# [EXERCISE PROMPT]
Reproduce the material in full, exactly as written.

[Dataset excerpt]

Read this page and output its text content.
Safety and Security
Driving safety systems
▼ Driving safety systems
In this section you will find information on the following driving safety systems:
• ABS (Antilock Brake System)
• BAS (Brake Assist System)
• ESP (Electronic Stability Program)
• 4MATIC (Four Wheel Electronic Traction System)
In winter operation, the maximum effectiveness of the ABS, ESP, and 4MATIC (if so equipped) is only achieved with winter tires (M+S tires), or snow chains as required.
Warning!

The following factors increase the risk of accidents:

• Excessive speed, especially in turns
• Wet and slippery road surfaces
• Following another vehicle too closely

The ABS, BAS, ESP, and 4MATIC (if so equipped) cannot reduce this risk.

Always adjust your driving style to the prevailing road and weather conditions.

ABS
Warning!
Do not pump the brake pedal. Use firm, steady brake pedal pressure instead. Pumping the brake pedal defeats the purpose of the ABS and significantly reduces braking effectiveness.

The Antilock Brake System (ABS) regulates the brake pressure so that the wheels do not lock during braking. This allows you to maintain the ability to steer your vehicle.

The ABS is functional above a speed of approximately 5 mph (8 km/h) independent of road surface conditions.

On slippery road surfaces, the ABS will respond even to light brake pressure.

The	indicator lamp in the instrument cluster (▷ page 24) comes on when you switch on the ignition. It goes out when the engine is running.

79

# [SOLVED PROBLEM]
Read this page and output its text content.
Safety and Security
Driving safety systems
▼ Driving safety systems
In this section you will find information on the following driving safety systems:
• ABS (Antilock Brake System)
• BAS (Brake Assist System)
• ESP (Electronic Stability Program)
• 4MATIC (Four Wheel Electronic Traction System)
In winter operation, the maximum effectiveness of the ABS, ESP, and 4MATIC (if so equipped) is only achieved with winter tires (M+S tires), or snow chains as required.
Warning!

The following factors increase the risk of accidents:

• Excessive speed, especially in turns
• Wet and slippery road surfaces
• Following another vehicle too closely

The ABS, BAS, ESP, and 4MATIC (if so equipped) cannot reduce this risk.

Always adjust your driving style to the prevailing road and weather conditions.

ABS
Warning!
Do not pump the brake pedal. Use firm, steady brake pedal pressure instead. Pumping the brake pedal defeats the purpose of the ABS and significantly reduces braking effectiveness.

The Antilock Brake System (ABS) regulates the brake pressure so that the wheels do not lock during braking. This allows you to maintain the ability to steer your vehicle.

The ABS is functional above a speed of approximately 5 mph (8 km/h) independent of road surface conditions.

On slippery road surfaces, the ABS will respond even to light brake pressure.

The	indicator lamp in the instrument cluster (▷ page 24) comes on when you switch on the ignition. It goes out when the engine is running.

79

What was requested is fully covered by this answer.